Exercise task:
Go through the data below. List every line that holds the word "love".

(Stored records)
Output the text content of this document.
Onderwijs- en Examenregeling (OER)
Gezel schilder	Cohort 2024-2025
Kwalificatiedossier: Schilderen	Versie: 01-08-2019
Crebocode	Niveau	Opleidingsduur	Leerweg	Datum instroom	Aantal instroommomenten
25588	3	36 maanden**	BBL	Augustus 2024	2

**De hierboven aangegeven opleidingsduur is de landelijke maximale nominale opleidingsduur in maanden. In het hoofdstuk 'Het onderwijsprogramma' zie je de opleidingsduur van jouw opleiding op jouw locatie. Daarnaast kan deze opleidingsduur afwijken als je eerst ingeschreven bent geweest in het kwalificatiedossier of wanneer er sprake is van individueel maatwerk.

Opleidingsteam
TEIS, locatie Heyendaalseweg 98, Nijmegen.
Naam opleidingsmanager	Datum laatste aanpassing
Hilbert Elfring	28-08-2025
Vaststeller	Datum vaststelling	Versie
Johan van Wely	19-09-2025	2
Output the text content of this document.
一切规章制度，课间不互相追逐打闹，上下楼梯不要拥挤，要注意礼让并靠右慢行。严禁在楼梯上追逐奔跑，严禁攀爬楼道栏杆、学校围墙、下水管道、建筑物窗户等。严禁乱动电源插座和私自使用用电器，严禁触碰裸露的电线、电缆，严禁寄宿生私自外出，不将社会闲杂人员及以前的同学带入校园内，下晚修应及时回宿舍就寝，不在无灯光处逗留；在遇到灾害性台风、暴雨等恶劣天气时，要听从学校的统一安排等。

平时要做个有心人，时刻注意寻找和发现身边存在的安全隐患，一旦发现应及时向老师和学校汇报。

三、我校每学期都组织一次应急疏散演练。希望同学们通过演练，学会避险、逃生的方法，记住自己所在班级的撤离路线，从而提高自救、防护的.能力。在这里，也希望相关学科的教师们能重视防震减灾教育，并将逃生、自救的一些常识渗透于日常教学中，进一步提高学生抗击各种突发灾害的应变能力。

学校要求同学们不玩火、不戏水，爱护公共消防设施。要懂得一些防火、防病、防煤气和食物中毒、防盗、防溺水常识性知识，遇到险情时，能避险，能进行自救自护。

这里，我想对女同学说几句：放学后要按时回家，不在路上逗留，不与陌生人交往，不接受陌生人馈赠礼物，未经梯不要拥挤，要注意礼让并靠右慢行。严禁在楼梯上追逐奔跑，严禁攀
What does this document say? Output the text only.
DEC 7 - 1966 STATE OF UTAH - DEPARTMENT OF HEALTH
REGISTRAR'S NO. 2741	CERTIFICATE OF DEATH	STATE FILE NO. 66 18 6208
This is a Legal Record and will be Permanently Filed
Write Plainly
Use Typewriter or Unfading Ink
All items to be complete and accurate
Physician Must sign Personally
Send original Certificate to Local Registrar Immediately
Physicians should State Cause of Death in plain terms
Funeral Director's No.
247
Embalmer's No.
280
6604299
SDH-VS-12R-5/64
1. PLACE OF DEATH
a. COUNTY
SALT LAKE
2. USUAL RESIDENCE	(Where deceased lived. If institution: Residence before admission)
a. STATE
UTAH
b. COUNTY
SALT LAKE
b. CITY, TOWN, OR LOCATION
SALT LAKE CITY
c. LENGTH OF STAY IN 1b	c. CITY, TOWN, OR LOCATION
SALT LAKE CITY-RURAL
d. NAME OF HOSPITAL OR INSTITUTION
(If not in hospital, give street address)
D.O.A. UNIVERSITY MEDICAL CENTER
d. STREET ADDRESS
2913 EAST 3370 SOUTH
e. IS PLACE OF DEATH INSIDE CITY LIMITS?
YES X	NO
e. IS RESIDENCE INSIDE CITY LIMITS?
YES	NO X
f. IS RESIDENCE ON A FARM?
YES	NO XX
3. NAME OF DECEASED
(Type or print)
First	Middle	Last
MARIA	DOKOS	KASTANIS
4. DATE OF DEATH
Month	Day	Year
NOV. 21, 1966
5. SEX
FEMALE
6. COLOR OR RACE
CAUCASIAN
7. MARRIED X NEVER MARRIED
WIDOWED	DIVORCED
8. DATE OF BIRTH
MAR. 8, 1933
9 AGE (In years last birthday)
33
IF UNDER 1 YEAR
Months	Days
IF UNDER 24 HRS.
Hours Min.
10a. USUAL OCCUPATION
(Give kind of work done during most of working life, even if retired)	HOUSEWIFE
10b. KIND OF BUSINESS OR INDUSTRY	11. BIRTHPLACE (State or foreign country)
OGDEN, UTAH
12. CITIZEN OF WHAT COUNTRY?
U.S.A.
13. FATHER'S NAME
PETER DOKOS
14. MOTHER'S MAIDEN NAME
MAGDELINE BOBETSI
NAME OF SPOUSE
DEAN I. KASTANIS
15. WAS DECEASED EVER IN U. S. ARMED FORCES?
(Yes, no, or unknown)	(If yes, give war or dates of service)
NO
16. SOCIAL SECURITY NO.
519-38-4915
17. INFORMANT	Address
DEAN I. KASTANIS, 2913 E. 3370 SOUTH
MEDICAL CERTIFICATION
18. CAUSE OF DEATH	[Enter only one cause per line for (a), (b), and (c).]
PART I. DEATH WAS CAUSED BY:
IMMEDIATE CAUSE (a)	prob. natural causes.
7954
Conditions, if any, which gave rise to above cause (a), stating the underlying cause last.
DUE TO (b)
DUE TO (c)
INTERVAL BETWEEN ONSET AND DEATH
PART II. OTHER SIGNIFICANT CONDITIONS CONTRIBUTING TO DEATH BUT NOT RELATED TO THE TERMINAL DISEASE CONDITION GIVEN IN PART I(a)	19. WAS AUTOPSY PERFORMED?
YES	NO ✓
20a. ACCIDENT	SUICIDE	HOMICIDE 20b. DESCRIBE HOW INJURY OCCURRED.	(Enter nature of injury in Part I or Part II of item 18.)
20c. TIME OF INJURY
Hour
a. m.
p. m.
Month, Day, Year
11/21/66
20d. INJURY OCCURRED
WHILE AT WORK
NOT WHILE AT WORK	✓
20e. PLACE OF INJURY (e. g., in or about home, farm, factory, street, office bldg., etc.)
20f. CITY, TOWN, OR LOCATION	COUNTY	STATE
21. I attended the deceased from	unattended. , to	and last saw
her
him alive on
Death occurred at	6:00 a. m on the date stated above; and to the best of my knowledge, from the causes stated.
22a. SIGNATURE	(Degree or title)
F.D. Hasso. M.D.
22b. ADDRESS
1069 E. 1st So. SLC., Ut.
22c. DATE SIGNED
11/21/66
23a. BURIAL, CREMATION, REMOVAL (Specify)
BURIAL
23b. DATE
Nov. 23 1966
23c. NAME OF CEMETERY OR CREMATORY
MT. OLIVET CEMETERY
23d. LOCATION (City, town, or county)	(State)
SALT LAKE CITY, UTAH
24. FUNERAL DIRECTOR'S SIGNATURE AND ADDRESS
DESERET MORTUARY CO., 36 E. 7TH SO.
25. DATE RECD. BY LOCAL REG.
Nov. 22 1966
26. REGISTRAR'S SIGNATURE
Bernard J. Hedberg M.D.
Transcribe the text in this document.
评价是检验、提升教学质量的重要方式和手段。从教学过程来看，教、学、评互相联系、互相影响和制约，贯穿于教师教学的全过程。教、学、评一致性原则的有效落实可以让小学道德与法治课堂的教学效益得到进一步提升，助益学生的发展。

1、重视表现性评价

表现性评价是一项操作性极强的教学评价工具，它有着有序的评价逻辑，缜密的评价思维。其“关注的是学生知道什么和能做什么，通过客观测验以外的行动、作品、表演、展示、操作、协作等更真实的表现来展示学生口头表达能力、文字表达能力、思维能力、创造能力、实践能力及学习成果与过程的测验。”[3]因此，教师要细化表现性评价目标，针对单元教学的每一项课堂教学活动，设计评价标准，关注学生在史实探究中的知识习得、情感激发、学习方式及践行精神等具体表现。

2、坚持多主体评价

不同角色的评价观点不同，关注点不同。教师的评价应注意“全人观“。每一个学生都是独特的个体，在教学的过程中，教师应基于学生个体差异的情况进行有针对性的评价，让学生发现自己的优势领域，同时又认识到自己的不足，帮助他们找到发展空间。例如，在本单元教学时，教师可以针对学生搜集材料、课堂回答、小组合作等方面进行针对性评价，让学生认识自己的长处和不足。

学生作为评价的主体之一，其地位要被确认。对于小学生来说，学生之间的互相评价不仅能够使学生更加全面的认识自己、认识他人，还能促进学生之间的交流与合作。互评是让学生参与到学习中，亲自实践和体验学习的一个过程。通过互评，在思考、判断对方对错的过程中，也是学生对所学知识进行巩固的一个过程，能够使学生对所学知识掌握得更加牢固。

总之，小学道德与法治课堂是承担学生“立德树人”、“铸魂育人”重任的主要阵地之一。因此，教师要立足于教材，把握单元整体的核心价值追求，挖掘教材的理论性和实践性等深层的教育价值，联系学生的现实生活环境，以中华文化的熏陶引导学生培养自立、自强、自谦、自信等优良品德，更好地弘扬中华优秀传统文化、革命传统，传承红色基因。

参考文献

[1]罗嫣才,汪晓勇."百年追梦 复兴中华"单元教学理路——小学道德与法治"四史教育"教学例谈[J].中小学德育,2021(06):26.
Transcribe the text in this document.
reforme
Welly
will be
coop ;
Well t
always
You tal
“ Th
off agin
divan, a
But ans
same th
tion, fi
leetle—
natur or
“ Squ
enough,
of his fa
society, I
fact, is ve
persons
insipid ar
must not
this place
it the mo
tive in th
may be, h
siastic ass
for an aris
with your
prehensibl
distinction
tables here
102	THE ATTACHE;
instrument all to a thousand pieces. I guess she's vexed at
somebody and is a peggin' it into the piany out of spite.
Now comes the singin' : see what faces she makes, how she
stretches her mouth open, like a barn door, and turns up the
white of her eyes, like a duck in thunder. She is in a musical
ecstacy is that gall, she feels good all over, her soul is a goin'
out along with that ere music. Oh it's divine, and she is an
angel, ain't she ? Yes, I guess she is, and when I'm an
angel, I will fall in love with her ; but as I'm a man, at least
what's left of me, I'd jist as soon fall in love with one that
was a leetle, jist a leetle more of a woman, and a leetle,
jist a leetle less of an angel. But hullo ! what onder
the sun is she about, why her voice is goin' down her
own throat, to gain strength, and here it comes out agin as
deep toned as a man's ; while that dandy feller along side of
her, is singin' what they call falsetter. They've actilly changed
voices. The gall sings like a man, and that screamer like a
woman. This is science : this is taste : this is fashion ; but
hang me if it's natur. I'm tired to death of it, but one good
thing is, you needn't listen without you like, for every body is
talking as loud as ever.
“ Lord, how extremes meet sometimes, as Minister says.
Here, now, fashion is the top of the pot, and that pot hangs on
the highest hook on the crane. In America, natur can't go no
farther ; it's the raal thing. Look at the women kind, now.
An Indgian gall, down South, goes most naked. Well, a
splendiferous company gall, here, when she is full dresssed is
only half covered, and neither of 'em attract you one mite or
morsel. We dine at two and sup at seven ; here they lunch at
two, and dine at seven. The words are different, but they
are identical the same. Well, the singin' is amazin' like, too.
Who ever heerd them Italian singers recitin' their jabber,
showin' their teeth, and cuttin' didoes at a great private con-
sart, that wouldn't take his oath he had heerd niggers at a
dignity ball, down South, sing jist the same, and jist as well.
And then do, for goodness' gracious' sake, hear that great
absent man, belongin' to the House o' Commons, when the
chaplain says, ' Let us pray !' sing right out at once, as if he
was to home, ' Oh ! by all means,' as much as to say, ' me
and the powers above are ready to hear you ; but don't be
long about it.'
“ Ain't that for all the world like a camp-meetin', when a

Task response:
angel, I will fall in love with her ; but as I'm a man, at least
what's left of me, I'd jist as soon fall in love with one that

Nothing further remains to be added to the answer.